> [What the task requires]: Read the records and write them out again exactly.

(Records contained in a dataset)
Start

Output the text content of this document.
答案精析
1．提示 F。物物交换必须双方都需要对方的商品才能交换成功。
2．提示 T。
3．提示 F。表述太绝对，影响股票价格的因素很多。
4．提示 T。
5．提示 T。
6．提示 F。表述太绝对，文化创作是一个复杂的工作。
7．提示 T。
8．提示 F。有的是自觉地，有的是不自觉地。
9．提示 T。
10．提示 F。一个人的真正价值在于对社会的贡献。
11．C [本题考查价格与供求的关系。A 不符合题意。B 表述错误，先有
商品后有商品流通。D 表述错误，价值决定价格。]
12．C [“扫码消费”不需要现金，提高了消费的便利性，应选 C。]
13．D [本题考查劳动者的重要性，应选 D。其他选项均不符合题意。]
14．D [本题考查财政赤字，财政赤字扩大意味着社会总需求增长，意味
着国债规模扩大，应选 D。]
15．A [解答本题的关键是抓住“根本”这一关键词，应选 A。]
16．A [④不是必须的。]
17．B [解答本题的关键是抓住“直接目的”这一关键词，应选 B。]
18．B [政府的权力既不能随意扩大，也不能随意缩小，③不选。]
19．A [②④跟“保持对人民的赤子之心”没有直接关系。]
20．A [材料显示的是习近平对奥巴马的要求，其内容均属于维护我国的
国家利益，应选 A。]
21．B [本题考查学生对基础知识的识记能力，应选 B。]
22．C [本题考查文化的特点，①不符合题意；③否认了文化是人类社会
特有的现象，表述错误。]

End

> [Full solution]:
Output the text content of this document.
答案精析
1．提示 F。物物交换必须双方都需要对方的商品才能交换成功。
2．提示 T。
3．提示 F。表述太绝对，影响股票价格的因素很多。
4．提示 T。
5．提示 T。
6．提示 F。表述太绝对，文化创作是一个复杂的工作。
7．提示 T。
8．提示 F。有的是自觉地，有的是不自觉地。
9．提示 T。
10．提示 F。一个人的真正价值在于对社会的贡献。
11．C [本题考查价格与供求的关系。A 不符合题意。B 表述错误，先有
商品后有商品流通。D 表述错误，价值决定价格。]
12．C [“扫码消费”不需要现金，提高了消费的便利性，应选 C。]
13．D [本题考查劳动者的重要性，应选 D。其他选项均不符合题意。]
14．D [本题考查财政赤字，财政赤字扩大意味着社会总需求增长，意味
着国债规模扩大，应选 D。]
15．A [解答本题的关键是抓住“根本”这一关键词，应选 A。]
16．A [④不是必须的。]
17．B [解答本题的关键是抓住“直接目的”这一关键词，应选 B。]
18．B [政府的权力既不能随意扩大，也不能随意缩小，③不选。]
19．A [②④跟“保持对人民的赤子之心”没有直接关系。]
20．A [材料显示的是习近平对奥巴马的要求，其内容均属于维护我国的
国家利益，应选 A。]
21．B [本题考查学生对基础知识的识记能力，应选 B。]
22．C [本题考查文化的特点，①不符合题意；③否认了文化是人类社会
特有的现象，表述错误。]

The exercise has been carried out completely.